**What to do**
Go through the entries below. Copy each line in which "labels" appears.

**Listed records**
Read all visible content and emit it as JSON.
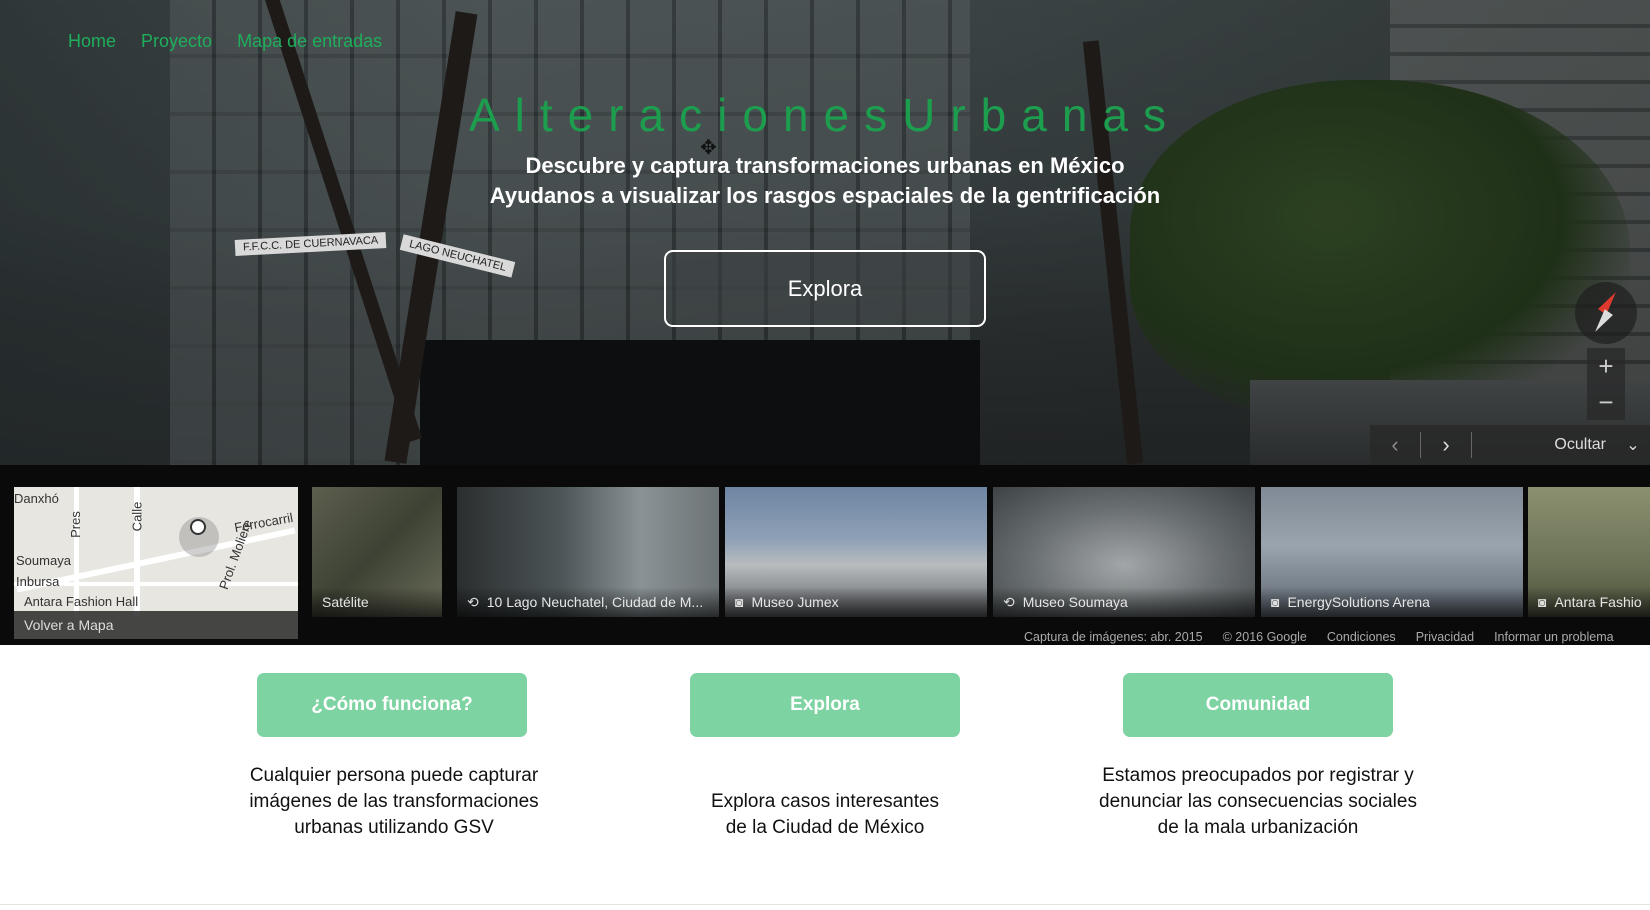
{
  "nav": {
    "home": "Home",
    "proyecto": "Proyecto",
    "mapa": "Mapa de entradas"
  },
  "hero": {
    "title": "AlteracionesUrbanas",
    "subtitle_line1": "Descubre y captura transformaciones urbanas en México",
    "subtitle_line2": "Ayudanos a visualizar los rasgos espaciales de la gentrificación",
    "cta_label": "Explora"
  },
  "streetview": {
    "signs": [
      "F.F.C.C. DE CUERNAVACA",
      "LAGO NEUCHATEL"
    ],
    "zoom_in": "+",
    "zoom_out": "−",
    "hide_label": "Ocultar",
    "minimap": {
      "labels": [
        "Danxhó",
        "Pres",
        "Calle",
        "Ferrocarril",
        "Prol. Moliere",
        "Soumaya",
        "Inbursa",
        "Antara Fashion Hall"
      ],
      "back_label": "Volver a Mapa"
    },
    "thumbnails": [
      {
        "label": "Satélite",
        "icon": "none"
      },
      {
        "label": "10 Lago Neuchatel, Ciudad de M...",
        "icon": "360-icon"
      },
      {
        "label": "Museo Jumex",
        "icon": "camera-icon"
      },
      {
        "label": "Museo Soumaya",
        "icon": "360-icon"
      },
      {
        "label": "EnergySolutions Arena",
        "icon": "camera-icon"
      },
      {
        "label": "Antara Fashio",
        "icon": "camera-icon"
      }
    ],
    "legal": [
      "Captura de imágenes: abr. 2015",
      "© 2016 Google",
      "Condiciones",
      "Privacidad",
      "Informar un problema"
    ]
  },
  "features": [
    {
      "button": "¿Cómo funciona?",
      "text": "Cualquier persona puede capturar imágenes de las transformaciones urbanas utilizando GSV"
    },
    {
      "button": "Explora",
      "text": "Explora casos interesantes de la Ciudad de México"
    },
    {
      "button": "Comunidad",
      "text": "Estamos preocupados por registrar y denunciar las consecuencias sociales de la mala urbanización"
    }
  ],
  "colors": {
    "accent_green": "#1d9e4f",
    "button_green": "#7dd3a1"
  }
}
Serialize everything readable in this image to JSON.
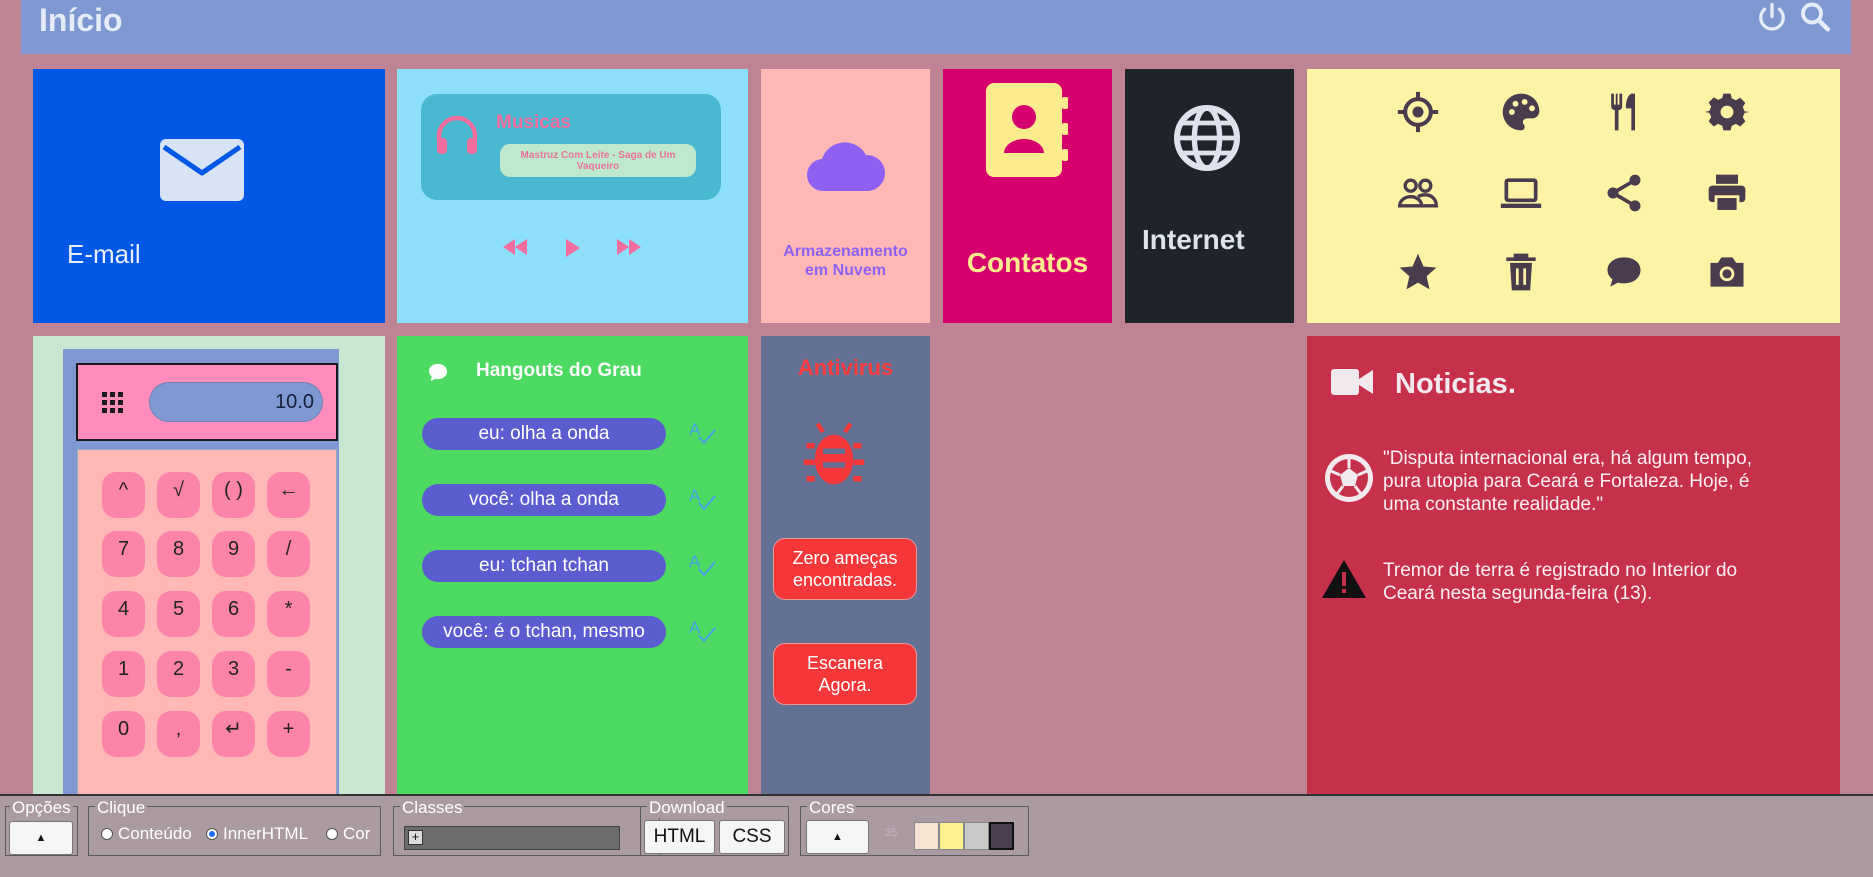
{
  "header": {
    "title": "Início"
  },
  "tiles": {
    "email": {
      "label": "E-mail"
    },
    "music": {
      "title": "Musicas",
      "song": "Mastruz Com Leite - Saga de Um Vaqueiro"
    },
    "cloud": {
      "label_line1": "Armazenamento",
      "label_line2": "em Nuvem"
    },
    "contacts": {
      "label": "Contatos"
    },
    "internet": {
      "label": "Internet"
    },
    "icon_grid": [
      "crosshair-icon",
      "palette-icon",
      "restaurant-icon",
      "gear-icon",
      "people-icon",
      "laptop-icon",
      "share-icon",
      "printer-icon",
      "star-icon",
      "trash-icon",
      "chat-icon",
      "camera-icon"
    ],
    "calculator": {
      "display": "10.0",
      "keys": [
        "^",
        "√",
        "( )",
        "←",
        "7",
        "8",
        "9",
        "/",
        "4",
        "5",
        "6",
        "*",
        "1",
        "2",
        "3",
        "-",
        "0",
        ",",
        "↵",
        "+"
      ]
    },
    "hangouts": {
      "title": "Hangouts do Grau",
      "messages": [
        "eu: olha a onda",
        "você: olha a onda",
        "eu: tchan tchan",
        "você: é o tchan, mesmo"
      ]
    },
    "antivirus": {
      "title": "Antivirus",
      "status_line1": "Zero ameças",
      "status_line2": "encontradas.",
      "scan_line1": "Escanera",
      "scan_line2": "Agora."
    },
    "news": {
      "title": "Noticias.",
      "items": [
        {
          "icon": "soccer-ball-icon",
          "line1": "\"Disputa internacional era, há algum tempo,",
          "line2": "pura utopia para Ceará e Fortaleza. Hoje, é",
          "line3": "uma constante realidade.\""
        },
        {
          "icon": "warning-icon",
          "line1": "Tremor de terra é registrado no Interior do",
          "line2": "Ceará nesta segunda-feira (13)."
        }
      ]
    }
  },
  "bottombar": {
    "opcoes": {
      "legend": "Opções",
      "button": "▲"
    },
    "clique": {
      "legend": "Clique",
      "options": [
        "Conteúdo",
        "InnerHTML",
        "Cor"
      ],
      "selected": "InnerHTML"
    },
    "classes": {
      "legend": "Classes",
      "add": "+"
    },
    "download": {
      "legend": "Download",
      "html": "HTML",
      "css": "CSS"
    },
    "cores": {
      "legend": "Cores",
      "button": "▲",
      "value": "35",
      "swatches": [
        "#f6e3d2",
        "#fdf08e",
        "#c9c9c9",
        "#4b3f52"
      ]
    }
  },
  "colors": {
    "header": "#7f98d2",
    "email": "#0157e6",
    "music": "#8ee0fa",
    "cloud": "#ffb8b6",
    "contacts": "#d6006f",
    "internet": "#1e242a",
    "icons": "#fdf3a5",
    "hangouts": "#4cda62",
    "antivirus": "#637195",
    "news": "#c7304a"
  }
}
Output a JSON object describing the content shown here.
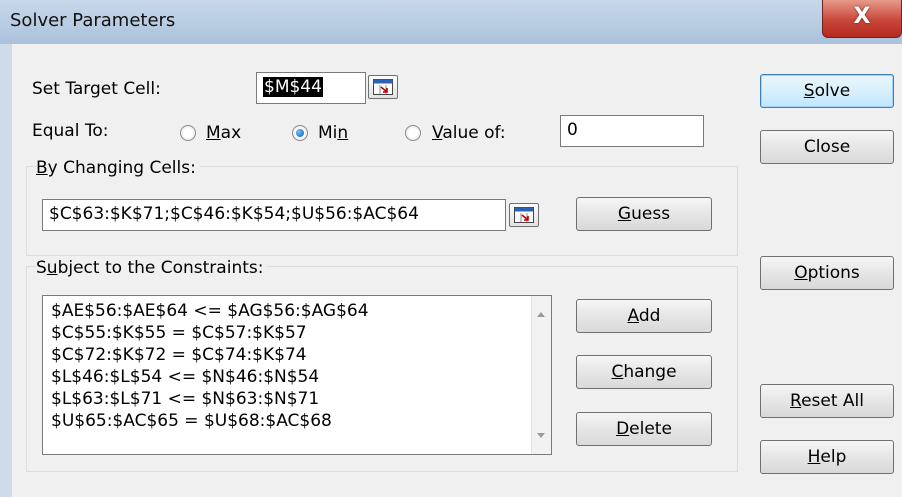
{
  "window": {
    "title": "Solver Parameters",
    "close_glyph": "X"
  },
  "target": {
    "label": "Set Target Cell:",
    "value": "$M$44"
  },
  "equal_to": {
    "label": "Equal To:",
    "options": [
      {
        "label": "Max",
        "selected": false
      },
      {
        "label": "Min",
        "selected": true
      },
      {
        "label": "Value of:",
        "selected": false
      }
    ],
    "value_of": "0"
  },
  "changing": {
    "label": "By Changing Cells:",
    "value": "$C$63:$K$71;$C$46:$K$54;$U$56:$AC$64",
    "guess_label": "Guess"
  },
  "constraints": {
    "label": "Subject to the Constraints:",
    "items": [
      "$AE$56:$AE$64 <= $AG$56:$AG$64",
      "$C$55:$K$55 = $C$57:$K$57",
      "$C$72:$K$72 = $C$74:$K$74",
      "$L$46:$L$54 <= $N$46:$N$54",
      "$L$63:$L$71 <= $N$63:$N$71",
      "$U$65:$AC$65 = $U$68:$AC$68"
    ],
    "add_label": "Add",
    "change_label": "Change",
    "delete_label": "Delete"
  },
  "side_buttons": {
    "solve": "Solve",
    "close": "Close",
    "options": "Options",
    "reset_all": "Reset All",
    "help": "Help"
  },
  "icons": {
    "ref_button": "collapse-dialog-icon",
    "close": "close-icon"
  }
}
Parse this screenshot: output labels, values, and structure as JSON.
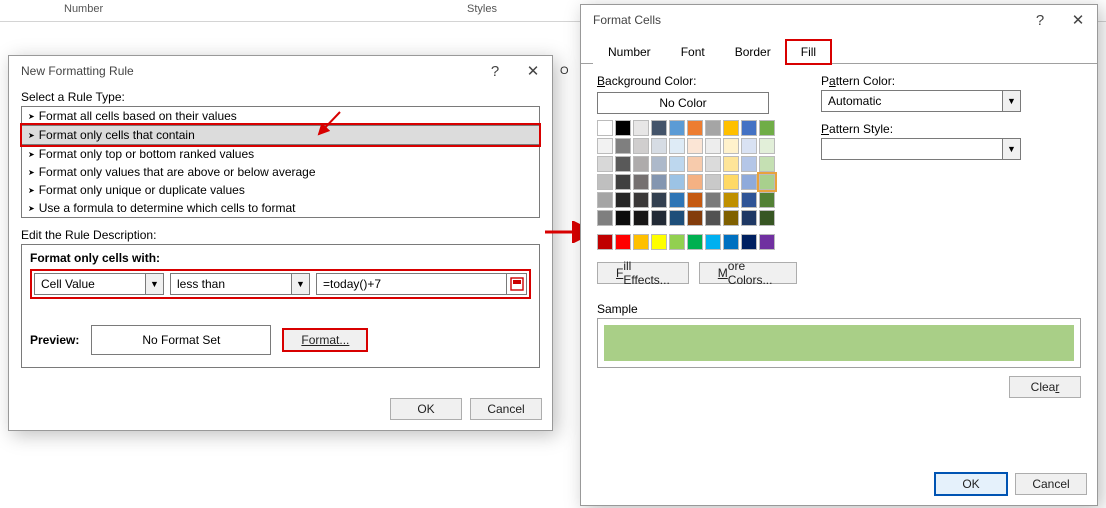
{
  "ribbon": {
    "number": "Number",
    "styles": "Styles",
    "col_o": "O"
  },
  "newRule": {
    "title": "New Formatting Rule",
    "selectLabel": "Select a Rule Type:",
    "types": [
      "Format all cells based on their values",
      "Format only cells that contain",
      "Format only top or bottom ranked values",
      "Format only values that are above or below average",
      "Format only unique or duplicate values",
      "Use a formula to determine which cells to format"
    ],
    "editLabel": "Edit the Rule Description:",
    "conditionLabel": "Format only cells with:",
    "field1": "Cell Value",
    "field2": "less than",
    "formula": "=today()+7",
    "previewLabel": "Preview:",
    "noFormat": "No Format Set",
    "formatBtn": "Format...",
    "ok": "OK",
    "cancel": "Cancel"
  },
  "formatCells": {
    "title": "Format Cells",
    "tabs": [
      "Number",
      "Font",
      "Border",
      "Fill"
    ],
    "bgLabel": "Background Color:",
    "noColor": "No Color",
    "patternColor": "Pattern Color:",
    "automatic": "Automatic",
    "patternStyle": "Pattern Style:",
    "fillEffects": "Fill Effects...",
    "moreColors": "More Colors...",
    "sample": "Sample",
    "clear": "Clear",
    "ok": "OK",
    "cancel": "Cancel",
    "sampleColor": "#a9cf87",
    "themeColors": [
      "#ffffff",
      "#000000",
      "#e7e6e6",
      "#44546a",
      "#5b9bd5",
      "#ed7d31",
      "#a5a5a5",
      "#ffc000",
      "#4472c4",
      "#70ad47",
      "#f2f2f2",
      "#7f7f7f",
      "#d0cece",
      "#d6dce4",
      "#deebf6",
      "#fbe5d5",
      "#ededed",
      "#fff2cc",
      "#d9e2f3",
      "#e2efd9",
      "#d8d8d8",
      "#595959",
      "#aeabab",
      "#adb9ca",
      "#bdd7ee",
      "#f7cbac",
      "#dbdbdb",
      "#fee599",
      "#b4c6e7",
      "#c5e0b3",
      "#bfbfbf",
      "#3f3f3f",
      "#757070",
      "#8496b0",
      "#9cc3e5",
      "#f4b183",
      "#c9c9c9",
      "#ffd965",
      "#8eaadb",
      "#a8d08d",
      "#a5a5a5",
      "#262626",
      "#3a3838",
      "#323f4f",
      "#2e75b5",
      "#c55a11",
      "#7b7b7b",
      "#bf9000",
      "#2f5496",
      "#538135",
      "#7f7f7f",
      "#0c0c0c",
      "#171616",
      "#222a35",
      "#1e4e79",
      "#833c0b",
      "#525252",
      "#7f6000",
      "#1f3864",
      "#375623"
    ],
    "stdColors": [
      "#c00000",
      "#ff0000",
      "#ffc000",
      "#ffff00",
      "#92d050",
      "#00b050",
      "#00b0f0",
      "#0070c0",
      "#002060",
      "#7030a0"
    ]
  }
}
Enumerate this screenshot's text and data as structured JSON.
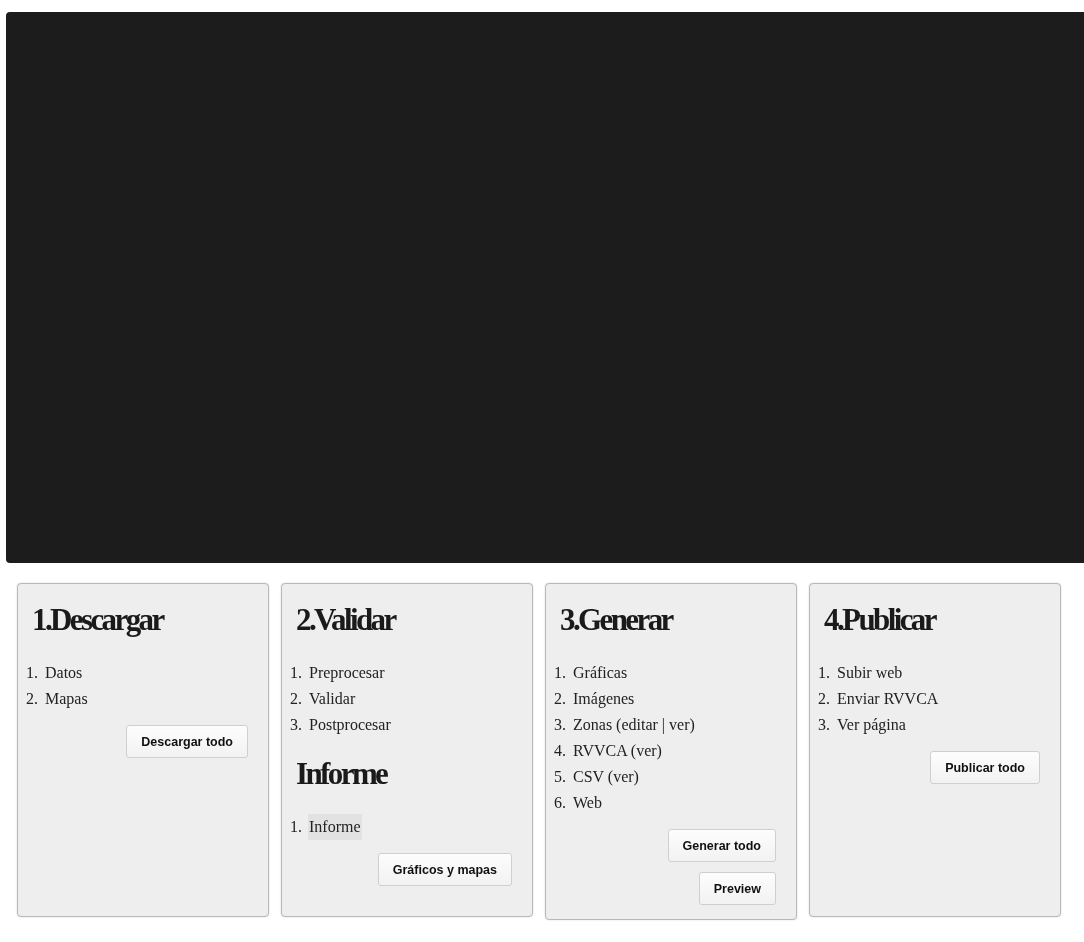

**Response to this exercise**
      "labels": [
Parse this screenshot: output labels, values, and structure as JSON.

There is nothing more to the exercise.